#### [GIVEN TEXT]
####
Focus on the finish- Imagine the moment that you're going to cross the finish line, and even at the beginning, you're only hours away from that moment. Another common saying with the marathon is that you've already done the work and the 26.2 miles is the celebration of that. This is true, too.

In your first marathon, time does not matter. Finishing matters. Don't focus on the time or you might over-pace yourself and run out of energy.

I only had one person at my marathon cheering me on because I went out of state. But that person (Joyce, amazing Joyce) mapped out a route where she could drive to various points, and she managed to appear out of the blue at least four times and still get to the finish line to see me cross.  She would jump out with a new sign when I didn't know she would be there, and my face lit up. That helps so much. You need people there. And if there's any way they can appear at various points and map out what roads are opened and closed to be able to drive to the next one, plan that out. You need people before you get to the finish line to help you get to the finish line. If you don't have people, and you are running a large marathon, the fans will be the most incredible thing you've ever seen and will help. They'll randomly call out your name if it's on your bib, cheer you on, scream for you and act like you're the greatest celebrity in the world. They're amazing.
####
#### [AVAILABLE DATA]
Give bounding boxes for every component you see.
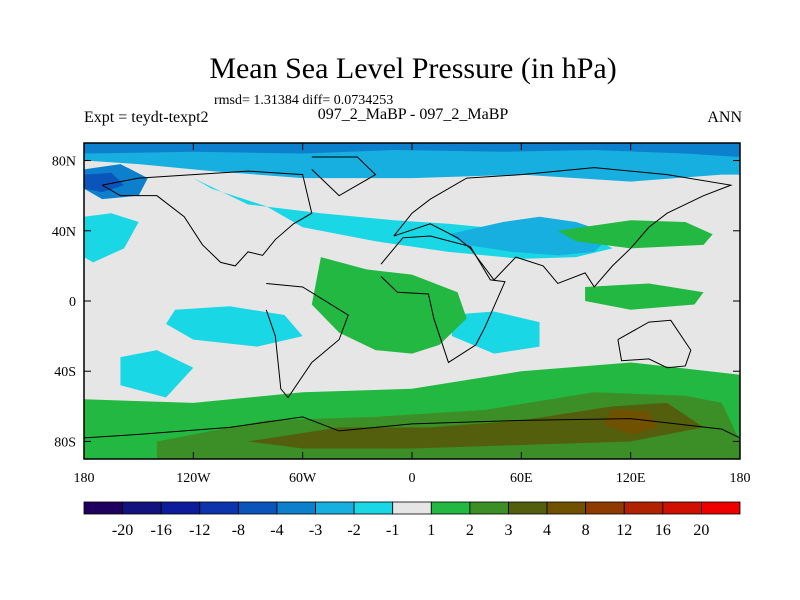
####
#### [EXERCISE DESCRIPTION]
Summarize the marathon advice passage in two sentences.

#### [ANSWER TO THE TASK]
For a first marathon, runners should picture crossing the finish line, treat the 26.2 miles as a celebration of work already done, and focus on finishing rather than on time to avoid over-pacing. Supporters along the course help greatly, as Joyce showed by driving to several points with new signs, and at a large marathon the crowd will cheer runners on, even calling out the names on their bibs.